DATA RECORDS:
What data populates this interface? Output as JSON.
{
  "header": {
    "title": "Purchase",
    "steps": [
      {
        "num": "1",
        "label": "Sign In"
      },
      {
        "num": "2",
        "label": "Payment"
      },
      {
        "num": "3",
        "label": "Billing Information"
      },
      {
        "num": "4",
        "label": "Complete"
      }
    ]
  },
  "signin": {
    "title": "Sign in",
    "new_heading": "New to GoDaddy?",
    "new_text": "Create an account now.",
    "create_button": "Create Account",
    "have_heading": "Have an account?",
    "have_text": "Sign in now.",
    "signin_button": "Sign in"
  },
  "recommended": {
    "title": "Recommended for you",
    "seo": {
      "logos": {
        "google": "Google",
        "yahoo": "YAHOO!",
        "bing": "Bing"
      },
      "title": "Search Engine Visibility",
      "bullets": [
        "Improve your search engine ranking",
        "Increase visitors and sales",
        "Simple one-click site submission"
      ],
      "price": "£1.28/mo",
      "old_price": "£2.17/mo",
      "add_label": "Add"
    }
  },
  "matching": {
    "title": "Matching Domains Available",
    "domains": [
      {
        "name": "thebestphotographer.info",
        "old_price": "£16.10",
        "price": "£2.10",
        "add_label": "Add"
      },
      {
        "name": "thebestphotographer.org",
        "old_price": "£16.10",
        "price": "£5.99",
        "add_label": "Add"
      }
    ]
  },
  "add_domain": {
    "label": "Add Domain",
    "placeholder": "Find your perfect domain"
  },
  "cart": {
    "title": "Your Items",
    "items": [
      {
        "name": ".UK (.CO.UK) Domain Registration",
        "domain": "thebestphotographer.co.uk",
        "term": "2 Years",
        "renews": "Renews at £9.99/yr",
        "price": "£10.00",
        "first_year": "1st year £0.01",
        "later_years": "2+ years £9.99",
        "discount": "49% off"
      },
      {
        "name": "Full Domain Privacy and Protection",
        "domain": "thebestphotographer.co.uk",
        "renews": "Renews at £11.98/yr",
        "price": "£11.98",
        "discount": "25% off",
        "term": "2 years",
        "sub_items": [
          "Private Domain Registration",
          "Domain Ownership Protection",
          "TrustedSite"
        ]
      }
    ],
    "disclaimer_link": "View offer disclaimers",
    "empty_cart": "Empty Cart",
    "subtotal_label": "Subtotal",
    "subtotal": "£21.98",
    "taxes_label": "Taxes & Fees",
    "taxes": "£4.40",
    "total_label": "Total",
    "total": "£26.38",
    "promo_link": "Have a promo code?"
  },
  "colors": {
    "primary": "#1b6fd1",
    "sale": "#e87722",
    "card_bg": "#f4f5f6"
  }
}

WHAT YOU WILL DO:
Output the full listing exactly as it stands.

TASK ANSWER:
What data populates this interface? Output as JSON.
{
  "header": {
    "title": "Purchase",
    "steps": [
      {
        "num": "1",
        "label": "Sign In"
      },
      {
        "num": "2",
        "label": "Payment"
      },
      {
        "num": "3",
        "label": "Billing Information"
      },
      {
        "num": "4",
        "label": "Complete"
      }
    ]
  },
  "signin": {
    "title": "Sign in",
    "new_heading": "New to GoDaddy?",
    "new_text": "Create an account now.",
    "create_button": "Create Account",
    "have_heading": "Have an account?",
    "have_text": "Sign in now.",
    "signin_button": "Sign in"
  },
  "recommended": {
    "title": "Recommended for you",
    "seo": {
      "logos": {
        "google": "Google",
        "yahoo": "YAHOO!",
        "bing": "Bing"
      },
      "title": "Search Engine Visibility",
      "bullets": [
        "Improve your search engine ranking",
        "Increase visitors and sales",
        "Simple one-click site submission"
      ],
      "price": "£1.28/mo",
      "old_price": "£2.17/mo",
      "add_label": "Add"
    }
  },
  "matching": {
    "title": "Matching Domains Available",
    "domains": [
      {
        "name": "thebestphotographer.info",
        "old_price": "£16.10",
        "price": "£2.10",
        "add_label": "Add"
      },
      {
        "name": "thebestphotographer.org",
        "old_price": "£16.10",
        "price": "£5.99",
        "add_label": "Add"
      }
    ]
  },
  "add_domain": {
    "label": "Add Domain",
    "placeholder": "Find your perfect domain"
  },
  "cart": {
    "title": "Your Items",
    "items": [
      {
        "name": ".UK (.CO.UK) Domain Registration",
        "domain": "thebestphotographer.co.uk",
        "term": "2 Years",
        "renews": "Renews at £9.99/yr",
        "price": "£10.00",
        "first_year": "1st year £0.01",
        "later_years": "2+ years £9.99",
        "discount": "49% off"
      },
      {
        "name": "Full Domain Privacy and Protection",
        "domain": "thebestphotographer.co.uk",
        "renews": "Renews at £11.98/yr",
        "price": "£11.98",
        "discount": "25% off",
        "term": "2 years",
        "sub_items": [
          "Private Domain Registration",
          "Domain Ownership Protection",
          "TrustedSite"
        ]
      }
    ],
    "disclaimer_link": "View offer disclaimers",
    "empty_cart": "Empty Cart",
    "subtotal_label": "Subtotal",
    "subtotal": "£21.98",
    "taxes_label": "Taxes & Fees",
    "taxes": "£4.40",
    "total_label": "Total",
    "total": "£26.38",
    "promo_link": "Have a promo code?"
  },
  "colors": {
    "primary": "#1b6fd1",
    "sale": "#e87722",
    "card_bg": "#f4f5f6"
  }
}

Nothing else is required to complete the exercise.